_Exercise task_
Print the data exactly, leaving nothing out.

_Material shown_
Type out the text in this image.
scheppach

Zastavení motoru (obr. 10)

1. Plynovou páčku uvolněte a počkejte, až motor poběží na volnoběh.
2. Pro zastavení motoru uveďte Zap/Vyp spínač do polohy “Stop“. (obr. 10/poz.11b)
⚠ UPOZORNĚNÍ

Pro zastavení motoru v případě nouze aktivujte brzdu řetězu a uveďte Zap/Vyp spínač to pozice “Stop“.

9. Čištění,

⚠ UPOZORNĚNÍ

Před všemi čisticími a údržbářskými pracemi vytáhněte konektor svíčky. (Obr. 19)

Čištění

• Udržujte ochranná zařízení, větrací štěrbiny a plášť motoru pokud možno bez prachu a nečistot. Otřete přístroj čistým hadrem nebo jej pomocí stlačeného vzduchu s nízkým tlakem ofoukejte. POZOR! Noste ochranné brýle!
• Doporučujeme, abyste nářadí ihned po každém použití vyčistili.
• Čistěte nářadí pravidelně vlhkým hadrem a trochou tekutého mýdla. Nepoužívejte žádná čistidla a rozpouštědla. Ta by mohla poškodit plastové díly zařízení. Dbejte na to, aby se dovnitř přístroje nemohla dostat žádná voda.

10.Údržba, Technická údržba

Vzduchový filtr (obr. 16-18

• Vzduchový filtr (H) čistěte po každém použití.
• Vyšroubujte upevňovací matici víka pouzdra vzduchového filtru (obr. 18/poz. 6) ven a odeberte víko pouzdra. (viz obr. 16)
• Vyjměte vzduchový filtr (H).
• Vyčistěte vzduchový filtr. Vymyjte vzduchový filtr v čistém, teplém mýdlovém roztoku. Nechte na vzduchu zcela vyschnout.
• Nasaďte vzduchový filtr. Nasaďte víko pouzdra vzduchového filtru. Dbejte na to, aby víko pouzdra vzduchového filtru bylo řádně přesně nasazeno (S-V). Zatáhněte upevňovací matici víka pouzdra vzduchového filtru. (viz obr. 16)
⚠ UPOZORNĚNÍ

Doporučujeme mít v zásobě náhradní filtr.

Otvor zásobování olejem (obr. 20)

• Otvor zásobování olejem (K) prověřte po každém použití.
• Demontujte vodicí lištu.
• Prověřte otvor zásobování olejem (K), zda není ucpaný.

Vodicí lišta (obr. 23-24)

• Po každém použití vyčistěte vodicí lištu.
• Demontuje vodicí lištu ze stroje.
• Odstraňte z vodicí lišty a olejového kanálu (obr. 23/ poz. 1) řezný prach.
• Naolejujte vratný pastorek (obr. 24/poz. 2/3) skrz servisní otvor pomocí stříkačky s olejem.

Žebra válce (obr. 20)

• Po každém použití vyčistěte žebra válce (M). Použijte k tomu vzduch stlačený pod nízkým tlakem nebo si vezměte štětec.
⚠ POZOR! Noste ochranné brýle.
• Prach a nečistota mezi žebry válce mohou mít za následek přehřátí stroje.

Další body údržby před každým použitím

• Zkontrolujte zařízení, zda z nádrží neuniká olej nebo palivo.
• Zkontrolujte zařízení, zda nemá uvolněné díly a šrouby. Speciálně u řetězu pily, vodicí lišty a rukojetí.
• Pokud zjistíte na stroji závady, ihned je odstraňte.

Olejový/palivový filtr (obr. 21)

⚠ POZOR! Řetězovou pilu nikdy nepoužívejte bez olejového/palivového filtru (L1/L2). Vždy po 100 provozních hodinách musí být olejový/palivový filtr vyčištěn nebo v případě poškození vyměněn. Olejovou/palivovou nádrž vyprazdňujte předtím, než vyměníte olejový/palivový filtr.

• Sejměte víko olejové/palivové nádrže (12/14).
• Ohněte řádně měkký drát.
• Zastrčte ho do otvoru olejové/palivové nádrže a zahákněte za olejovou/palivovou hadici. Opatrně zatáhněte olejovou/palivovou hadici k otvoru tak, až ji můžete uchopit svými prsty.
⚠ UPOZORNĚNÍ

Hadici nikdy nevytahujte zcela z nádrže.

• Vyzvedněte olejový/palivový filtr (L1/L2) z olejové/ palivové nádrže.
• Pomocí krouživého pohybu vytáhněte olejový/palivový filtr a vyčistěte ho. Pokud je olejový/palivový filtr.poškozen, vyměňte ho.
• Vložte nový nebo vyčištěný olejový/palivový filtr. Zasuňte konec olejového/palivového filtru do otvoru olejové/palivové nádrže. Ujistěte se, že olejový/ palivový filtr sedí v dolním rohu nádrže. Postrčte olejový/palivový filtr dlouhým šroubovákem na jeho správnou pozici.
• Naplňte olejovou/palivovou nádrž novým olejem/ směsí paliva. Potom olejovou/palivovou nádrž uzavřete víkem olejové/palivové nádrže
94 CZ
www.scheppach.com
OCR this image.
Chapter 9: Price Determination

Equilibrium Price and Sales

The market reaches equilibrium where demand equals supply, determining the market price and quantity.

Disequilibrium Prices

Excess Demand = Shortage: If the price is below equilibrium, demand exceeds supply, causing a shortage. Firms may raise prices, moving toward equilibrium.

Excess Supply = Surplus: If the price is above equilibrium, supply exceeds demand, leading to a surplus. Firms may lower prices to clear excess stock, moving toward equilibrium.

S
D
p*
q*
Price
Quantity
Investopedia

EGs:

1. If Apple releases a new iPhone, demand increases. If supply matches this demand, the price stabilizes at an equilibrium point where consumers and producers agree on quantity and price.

_Output of the task_
Type out the text in this image.
scheppach

Zastavení motoru (obr. 10)

1. Plynovou páčku uvolněte a počkejte, až motor poběží na volnoběh.
2. Pro zastavení motoru uveďte Zap/Vyp spínač do polohy “Stop“. (obr. 10/poz.11b)
⚠ UPOZORNĚNÍ

Pro zastavení motoru v případě nouze aktivujte brzdu řetězu a uveďte Zap/Vyp spínač to pozice “Stop“.

9. Čištění,

⚠ UPOZORNĚNÍ

Před všemi čisticími a údržbářskými pracemi vytáhněte konektor svíčky. (Obr. 19)

Čištění

• Udržujte ochranná zařízení, větrací štěrbiny a plášť motoru pokud možno bez prachu a nečistot. Otřete přístroj čistým hadrem nebo jej pomocí stlačeného vzduchu s nízkým tlakem ofoukejte. POZOR! Noste ochranné brýle!
• Doporučujeme, abyste nářadí ihned po každém použití vyčistili.
• Čistěte nářadí pravidelně vlhkým hadrem a trochou tekutého mýdla. Nepoužívejte žádná čistidla a rozpouštědla. Ta by mohla poškodit plastové díly zařízení. Dbejte na to, aby se dovnitř přístroje nemohla dostat žádná voda.

10.Údržba, Technická údržba

Vzduchový filtr (obr. 16-18

• Vzduchový filtr (H) čistěte po každém použití.
• Vyšroubujte upevňovací matici víka pouzdra vzduchového filtru (obr. 18/poz. 6) ven a odeberte víko pouzdra. (viz obr. 16)
• Vyjměte vzduchový filtr (H).
• Vyčistěte vzduchový filtr. Vymyjte vzduchový filtr v čistém, teplém mýdlovém roztoku. Nechte na vzduchu zcela vyschnout.
• Nasaďte vzduchový filtr. Nasaďte víko pouzdra vzduchového filtru. Dbejte na to, aby víko pouzdra vzduchového filtru bylo řádně přesně nasazeno (S-V). Zatáhněte upevňovací matici víka pouzdra vzduchového filtru. (viz obr. 16)
⚠ UPOZORNĚNÍ

Doporučujeme mít v zásobě náhradní filtr.

Otvor zásobování olejem (obr. 20)

• Otvor zásobování olejem (K) prověřte po každém použití.
• Demontujte vodicí lištu.
• Prověřte otvor zásobování olejem (K), zda není ucpaný.

Vodicí lišta (obr. 23-24)

• Po každém použití vyčistěte vodicí lištu.
• Demontuje vodicí lištu ze stroje.
• Odstraňte z vodicí lišty a olejového kanálu (obr. 23/ poz. 1) řezný prach.
• Naolejujte vratný pastorek (obr. 24/poz. 2/3) skrz servisní otvor pomocí stříkačky s olejem.

Žebra válce (obr. 20)

• Po každém použití vyčistěte žebra válce (M). Použijte k tomu vzduch stlačený pod nízkým tlakem nebo si vezměte štětec.
⚠ POZOR! Noste ochranné brýle.
• Prach a nečistota mezi žebry válce mohou mít za následek přehřátí stroje.

Další body údržby před každým použitím

• Zkontrolujte zařízení, zda z nádrží neuniká olej nebo palivo.
• Zkontrolujte zařízení, zda nemá uvolněné díly a šrouby. Speciálně u řetězu pily, vodicí lišty a rukojetí.
• Pokud zjistíte na stroji závady, ihned je odstraňte.

Olejový/palivový filtr (obr. 21)

⚠ POZOR! Řetězovou pilu nikdy nepoužívejte bez olejového/palivového filtru (L1/L2). Vždy po 100 provozních hodinách musí být olejový/palivový filtr vyčištěn nebo v případě poškození vyměněn. Olejovou/palivovou nádrž vyprazdňujte předtím, než vyměníte olejový/palivový filtr.

• Sejměte víko olejové/palivové nádrže (12/14).
• Ohněte řádně měkký drát.
• Zastrčte ho do otvoru olejové/palivové nádrže a zahákněte za olejovou/palivovou hadici. Opatrně zatáhněte olejovou/palivovou hadici k otvoru tak, až ji můžete uchopit svými prsty.
⚠ UPOZORNĚNÍ

Hadici nikdy nevytahujte zcela z nádrže.

• Vyzvedněte olejový/palivový filtr (L1/L2) z olejové/ palivové nádrže.
• Pomocí krouživého pohybu vytáhněte olejový/palivový filtr a vyčistěte ho. Pokud je olejový/palivový filtr.poškozen, vyměňte ho.
• Vložte nový nebo vyčištěný olejový/palivový filtr. Zasuňte konec olejového/palivového filtru do otvoru olejové/palivové nádrže. Ujistěte se, že olejový/ palivový filtr sedí v dolním rohu nádrže. Postrčte olejový/palivový filtr dlouhým šroubovákem na jeho správnou pozici.
• Naplňte olejovou/palivovou nádrž novým olejem/ směsí paliva. Potom olejovou/palivovou nádrž uzavřete víkem olejové/palivové nádrže
94 CZ
www.scheppach.com
OCR this image.
Chapter 9: Price Determination

Equilibrium Price and Sales

The market reaches equilibrium where demand equals supply, determining the market price and quantity.

Disequilibrium Prices

Excess Demand = Shortage: If the price is below equilibrium, demand exceeds supply, causing a shortage. Firms may raise prices, moving toward equilibrium.

Excess Supply = Surplus: If the price is above equilibrium, supply exceeds demand, leading to a surplus. Firms may lower prices to clear excess stock, moving toward equilibrium.

S
D
p*
q*
Price
Quantity
Investopedia

EGs:

1. If Apple releases a new iPhone, demand increases. If supply matches this demand, the price stabilizes at an equilibrium point where consumers and producers agree on quantity and price.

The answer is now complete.